■ **WHAT THE TASK REQUIRES**
Turn the part that opens with the line containing "Patent image size: (484, 998)." and closes with the line containing "The freezing pocket 2 is at (266, 836).", both of those lines included, into a numbered list with the blank lines dropped. Leave out everything outside that part.

■ **SUPPLIED MATERIAL**
┌──

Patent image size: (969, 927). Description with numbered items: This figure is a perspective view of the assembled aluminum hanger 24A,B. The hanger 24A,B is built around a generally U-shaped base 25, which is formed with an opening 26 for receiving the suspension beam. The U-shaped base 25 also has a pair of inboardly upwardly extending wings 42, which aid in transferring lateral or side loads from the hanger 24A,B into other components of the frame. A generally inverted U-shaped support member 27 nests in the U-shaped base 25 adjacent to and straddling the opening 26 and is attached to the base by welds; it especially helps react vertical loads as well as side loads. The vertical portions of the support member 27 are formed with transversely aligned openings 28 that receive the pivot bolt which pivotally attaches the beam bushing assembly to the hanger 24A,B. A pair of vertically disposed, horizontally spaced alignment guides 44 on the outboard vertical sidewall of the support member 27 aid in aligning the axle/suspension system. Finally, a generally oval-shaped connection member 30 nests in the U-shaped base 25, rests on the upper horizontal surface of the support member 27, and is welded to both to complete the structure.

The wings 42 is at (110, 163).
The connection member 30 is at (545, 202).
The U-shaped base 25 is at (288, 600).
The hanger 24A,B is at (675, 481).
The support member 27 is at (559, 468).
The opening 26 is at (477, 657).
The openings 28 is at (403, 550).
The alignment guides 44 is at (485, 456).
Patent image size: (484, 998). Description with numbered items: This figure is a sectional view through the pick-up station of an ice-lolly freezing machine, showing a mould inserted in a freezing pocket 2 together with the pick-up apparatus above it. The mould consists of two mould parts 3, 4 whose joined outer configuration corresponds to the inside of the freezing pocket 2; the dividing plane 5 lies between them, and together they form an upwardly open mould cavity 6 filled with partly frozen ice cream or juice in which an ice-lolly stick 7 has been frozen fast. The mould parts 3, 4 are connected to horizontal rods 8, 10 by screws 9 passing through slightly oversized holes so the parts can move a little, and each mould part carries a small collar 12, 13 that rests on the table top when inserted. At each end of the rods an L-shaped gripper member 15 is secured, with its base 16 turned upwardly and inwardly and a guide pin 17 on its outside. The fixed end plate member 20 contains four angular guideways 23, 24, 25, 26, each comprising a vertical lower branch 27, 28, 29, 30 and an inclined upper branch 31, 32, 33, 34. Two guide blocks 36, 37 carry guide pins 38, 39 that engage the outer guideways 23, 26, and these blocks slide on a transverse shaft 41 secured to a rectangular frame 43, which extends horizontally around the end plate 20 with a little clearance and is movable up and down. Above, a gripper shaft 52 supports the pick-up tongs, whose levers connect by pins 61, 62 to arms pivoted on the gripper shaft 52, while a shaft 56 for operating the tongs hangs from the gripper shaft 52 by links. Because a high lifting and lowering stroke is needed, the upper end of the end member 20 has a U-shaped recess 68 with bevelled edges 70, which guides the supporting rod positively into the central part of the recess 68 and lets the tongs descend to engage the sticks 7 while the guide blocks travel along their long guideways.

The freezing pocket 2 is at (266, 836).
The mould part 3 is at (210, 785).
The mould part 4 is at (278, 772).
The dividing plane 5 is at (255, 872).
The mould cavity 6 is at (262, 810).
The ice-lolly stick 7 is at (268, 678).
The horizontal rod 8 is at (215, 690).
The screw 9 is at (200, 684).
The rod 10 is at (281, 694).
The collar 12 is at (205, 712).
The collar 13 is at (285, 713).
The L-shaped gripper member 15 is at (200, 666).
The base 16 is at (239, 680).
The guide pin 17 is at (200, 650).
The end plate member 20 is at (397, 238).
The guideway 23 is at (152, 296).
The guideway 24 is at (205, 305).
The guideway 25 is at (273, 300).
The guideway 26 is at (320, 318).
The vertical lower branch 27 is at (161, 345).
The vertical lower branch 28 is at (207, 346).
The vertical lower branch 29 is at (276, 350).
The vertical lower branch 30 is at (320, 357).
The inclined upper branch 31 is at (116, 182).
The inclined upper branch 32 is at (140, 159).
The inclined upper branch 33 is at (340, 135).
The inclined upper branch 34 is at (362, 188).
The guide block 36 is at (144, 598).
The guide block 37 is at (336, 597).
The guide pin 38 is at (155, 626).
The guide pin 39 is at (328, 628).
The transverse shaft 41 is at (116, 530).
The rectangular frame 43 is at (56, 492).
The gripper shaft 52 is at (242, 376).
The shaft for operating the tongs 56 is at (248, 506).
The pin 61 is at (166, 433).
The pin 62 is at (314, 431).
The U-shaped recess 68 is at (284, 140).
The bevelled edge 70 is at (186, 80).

└──
┌──

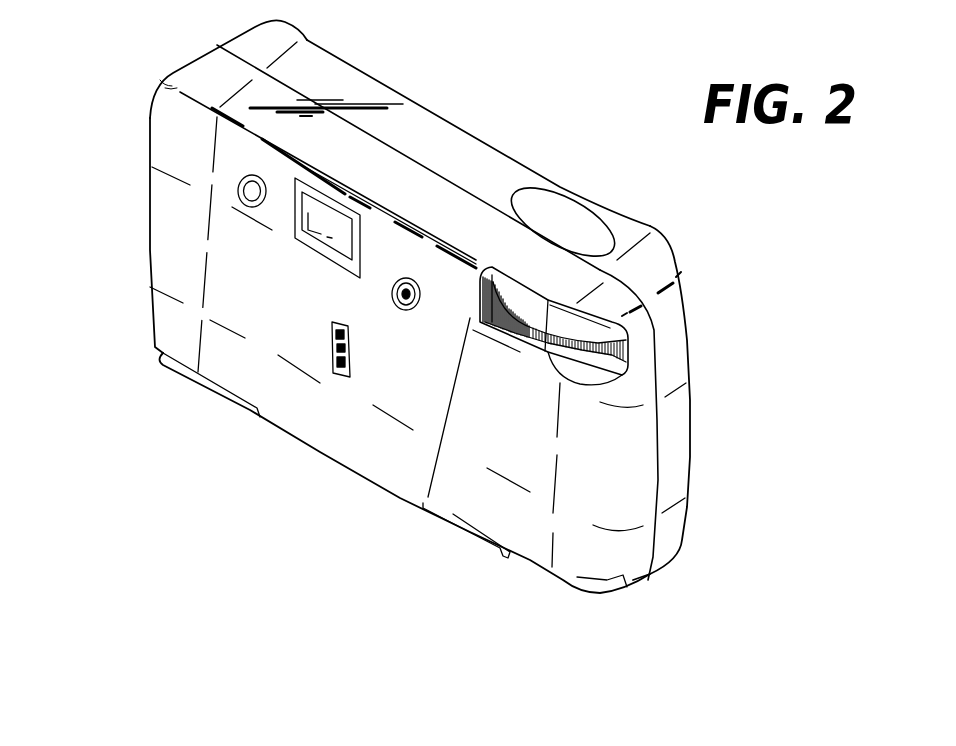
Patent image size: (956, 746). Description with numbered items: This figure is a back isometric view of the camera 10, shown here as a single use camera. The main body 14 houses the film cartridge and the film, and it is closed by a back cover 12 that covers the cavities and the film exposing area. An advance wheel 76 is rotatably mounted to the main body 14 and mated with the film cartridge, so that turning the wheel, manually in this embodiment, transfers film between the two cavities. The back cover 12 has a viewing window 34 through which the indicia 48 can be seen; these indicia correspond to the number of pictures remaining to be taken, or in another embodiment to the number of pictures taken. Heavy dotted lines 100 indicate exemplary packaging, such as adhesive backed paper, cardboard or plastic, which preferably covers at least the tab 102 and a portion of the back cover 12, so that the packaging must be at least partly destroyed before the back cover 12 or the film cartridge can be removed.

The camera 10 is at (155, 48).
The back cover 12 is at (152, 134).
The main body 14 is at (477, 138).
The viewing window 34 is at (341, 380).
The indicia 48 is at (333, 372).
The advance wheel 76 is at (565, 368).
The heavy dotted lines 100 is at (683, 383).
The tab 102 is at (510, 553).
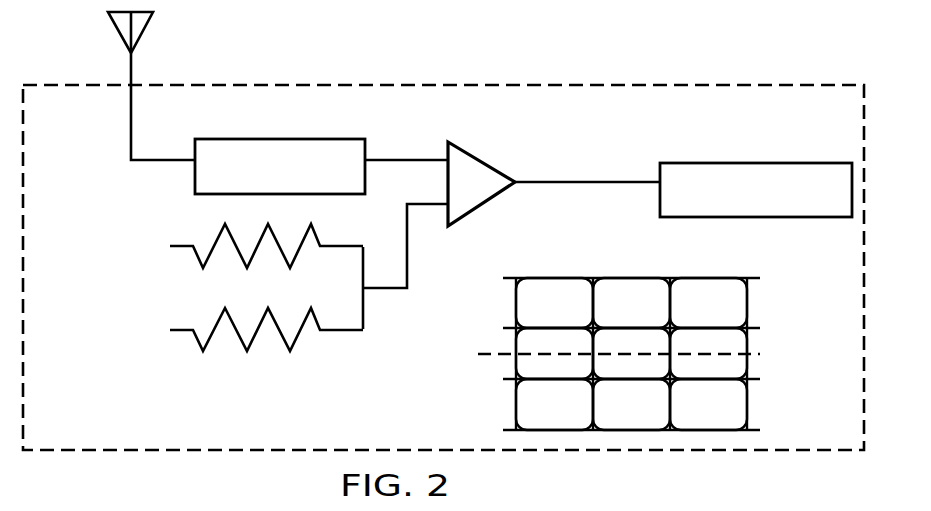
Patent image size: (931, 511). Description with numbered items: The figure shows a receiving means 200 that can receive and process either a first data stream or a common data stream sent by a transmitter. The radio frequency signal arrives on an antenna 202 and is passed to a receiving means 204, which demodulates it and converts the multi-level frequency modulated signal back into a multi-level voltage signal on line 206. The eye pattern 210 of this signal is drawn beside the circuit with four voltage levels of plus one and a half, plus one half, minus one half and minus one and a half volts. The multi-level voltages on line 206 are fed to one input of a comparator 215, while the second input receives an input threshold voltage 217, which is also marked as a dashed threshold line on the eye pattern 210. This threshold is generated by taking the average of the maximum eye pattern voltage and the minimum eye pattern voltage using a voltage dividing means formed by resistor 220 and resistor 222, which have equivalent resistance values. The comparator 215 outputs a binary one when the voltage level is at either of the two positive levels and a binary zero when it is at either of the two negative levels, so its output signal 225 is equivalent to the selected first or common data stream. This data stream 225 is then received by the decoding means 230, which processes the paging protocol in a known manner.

└──

■ **OUTPUT OF THE EXERCISE**
1. Patent image size: (484, 998). Description with numbered items: This figure is a sectional view through the pick-up station of an ice-lolly freezing machine, showing a mould inserted in a freezing pocket 2 together with the pick-up apparatus above it. The mould consists of two mould parts 3, 4 whose joined outer configuration corresponds to the inside of the freezing pocket 2; the dividing plane 5 lies between them, and together they form an upwardly open mould cavity 6 filled with partly frozen ice cream or juice in which an ice-lolly stick 7 has been frozen fast. The mould parts 3, 4 are connected to horizontal rods 8, 10 by screws 9 passing through slightly oversized holes so the parts can move a little, and each mould part carries a small collar 12, 13 that rests on the table top when inserted. At each end of the rods an L-shaped gripper member 15 is secured, with its base 16 turned upwardly and inwardly and a guide pin 17 on its outside. The fixed end plate member 20 contains four angular guideways 23, 24, 25, 26, each comprising a vertical lower branch 27, 28, 29, 30 and an inclined upper branch 31, 32, 33, 34. Two guide blocks 36, 37 carry guide pins 38, 39 that engage the outer guideways 23, 26, and these blocks slide on a transverse shaft 41 secured to a rectangular frame 43, which extends horizontally around the end plate 20 with a little clearance and is movable up and down. Above, a gripper shaft 52 supports the pick-up tongs, whose levers connect by pins 61, 62 to arms pivoted on the gripper shaft 52, while a shaft 56 for operating the tongs hangs from the gripper shaft 52 by links. Because a high lifting and lowering stroke is needed, the upper end of the end member 20 has a U-shaped recess 68 with bevelled edges 70, which guides the supporting rod positively into the central part of the recess 68 and lets the tongs descend to engage the sticks 7 while the guide blocks travel along their long guideways.
2. The freezing pocket 2 is at (266, 836).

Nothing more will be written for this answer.